## WHAT THIS TASK INVOLVES
Pull out every line with the word "document" from the entries below.

★ ★ ★ ★ ★ ★ ★

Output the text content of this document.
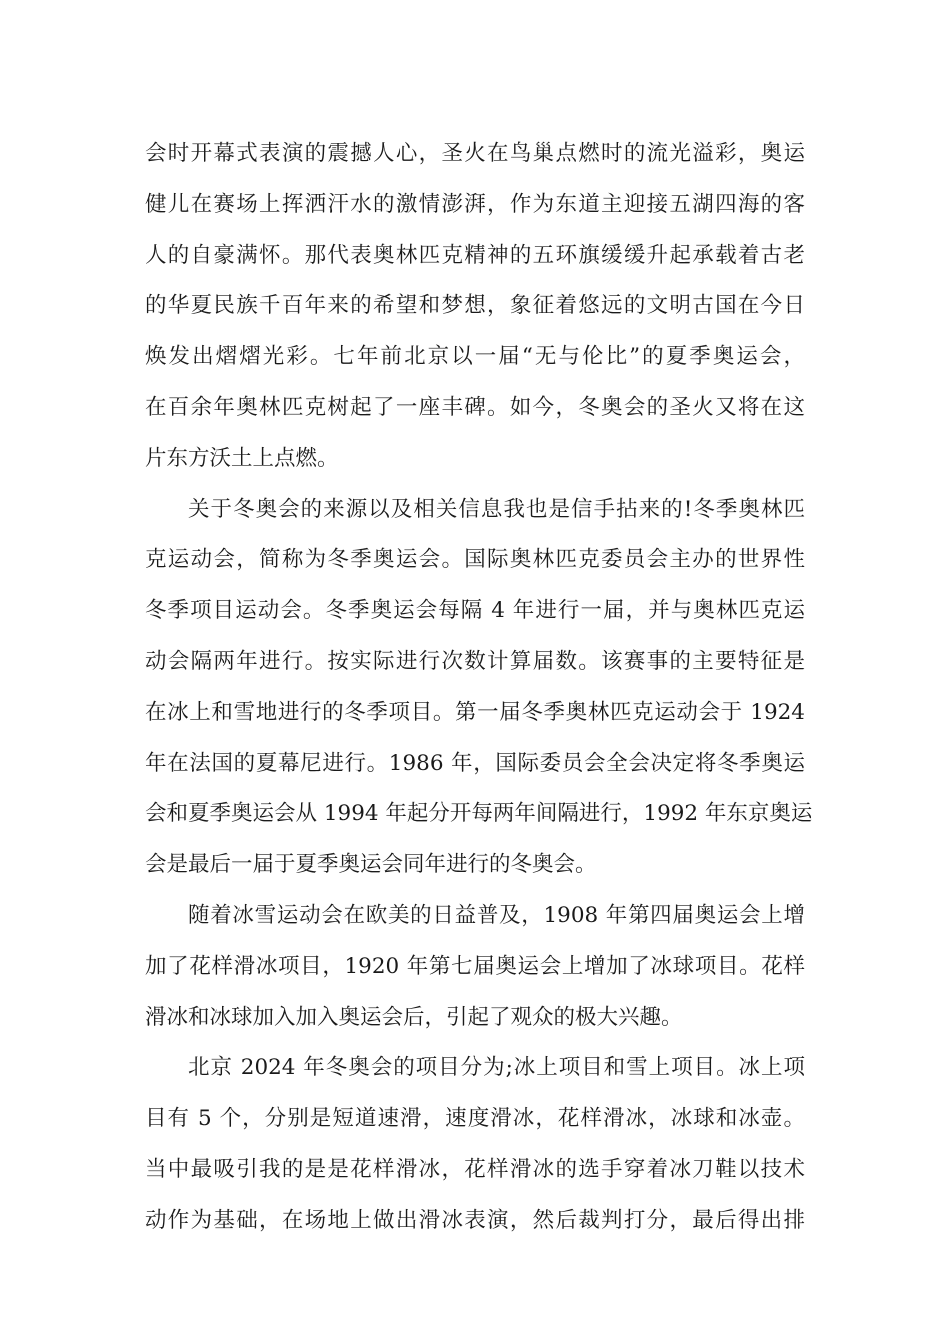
会时开幕式表演的震撼人心，圣火在鸟巢点燃时的流光溢彩，奥运
健儿在赛场上挥洒汗水的激情澎湃，作为东道主迎接五湖四海的客
人的自豪满怀。那代表奥林匹克精神的五环旗缓缓升起承载着古老
的华夏民族千百年来的希望和梦想，象征着悠远的文明古国在今日
焕发出熠熠光彩。七年前北京以一届“无与伦比”的夏季奥运会，
在百余年奥林匹克树起了一座丰碑。如今，冬奥会的圣火又将在这
片东方沃土上点燃。
关于冬奥会的来源以及相关信息我也是信手拈来的!冬季奥林匹
克运动会，简称为冬季奥运会。国际奥林匹克委员会主办的世界性
冬季项目运动会。冬季奥运会每隔 4 年进行一届，并与奥林匹克运
动会隔两年进行。按实际进行次数计算届数。该赛事的主要特征是
在冰上和雪地进行的冬季项目。第一届冬季奥林匹克运动会于 1924
年在法国的夏幕尼进行。1986 年，国际委员会全会决定将冬季奥运
会和夏季奥运会从 1994 年起分开每两年间隔进行，1992 年东京奥运
会是最后一届于夏季奥运会同年进行的冬奥会。
随着冰雪运动会在欧美的日益普及，1908 年第四届奥运会上增
加了花样滑冰项目，1920 年第七届奥运会上增加了冰球项目。花样
滑冰和冰球加入加入奥运会后，引起了观众的极大兴趣。
北京 2024 年冬奥会的项目分为;冰上项目和雪上项目。冰上项
目有 5 个，分别是短道速滑，速度滑冰，花样滑冰，冰球和冰壶。
当中最吸引我的是是花样滑冰，花样滑冰的选手穿着冰刀鞋以技术
动作为基础，在场地上做出滑冰表演，然后裁判打分，最后得出排
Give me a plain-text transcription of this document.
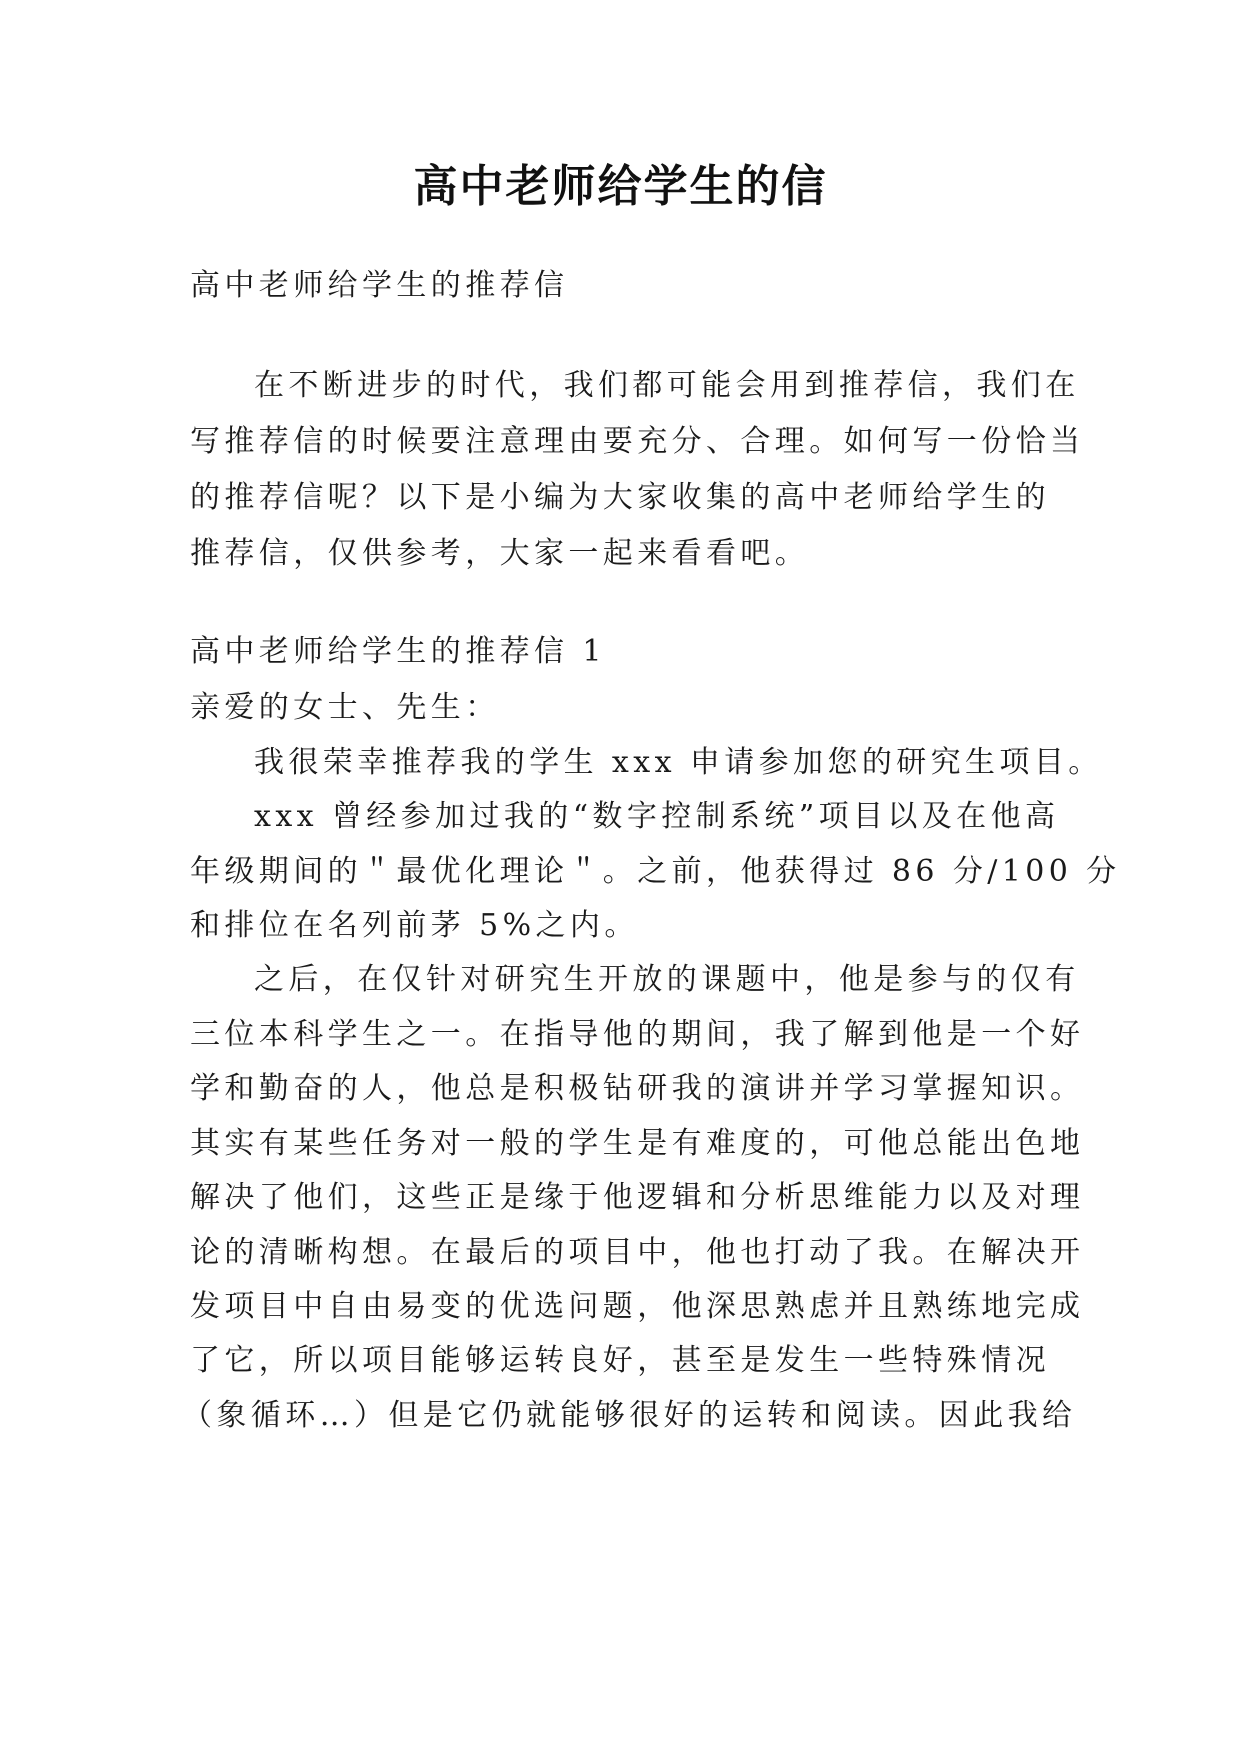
高中老师给学生的信
高中老师给学生的推荐信
在不断进步的时代，我们都可能会用到推荐信，我们在
写推荐信的时候要注意理由要充分、合理。如何写一份恰当
的推荐信呢？以下是小编为大家收集的高中老师给学生的
推荐信，仅供参考，大家一起来看看吧。
高中老师给学生的推荐信 1
亲爱的女士、先生：
我很荣幸推荐我的学生 xxx 申请参加您的研究生项目。
xxx 曾经参加过我的“数字控制系统”项目以及在他高
年级期间的＂最优化理论＂。之前，他获得过 86 分/100 分
和排位在名列前茅 5%之内。
之后，在仅针对研究生开放的课题中，他是参与的仅有
三位本科学生之一。在指导他的期间，我了解到他是一个好
学和勤奋的人，他总是积极钻研我的演讲并学习掌握知识。
其实有某些任务对一般的学生是有难度的，可他总能出色地
解决了他们，这些正是缘于他逻辑和分析思维能力以及对理
论的清晰构想。在最后的项目中，他也打动了我。在解决开
发项目中自由易变的优选问题，他深思熟虑并且熟练地完成
了它，所以项目能够运转良好，甚至是发生一些特殊情况
（象循环…）但是它仍就能够很好的运转和阅读。因此我给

★ ★ ★ ★ ★ ★ ★

## EXERCISE RESPONSE
Output the text content of this document.
Give me a plain-text transcription of this document.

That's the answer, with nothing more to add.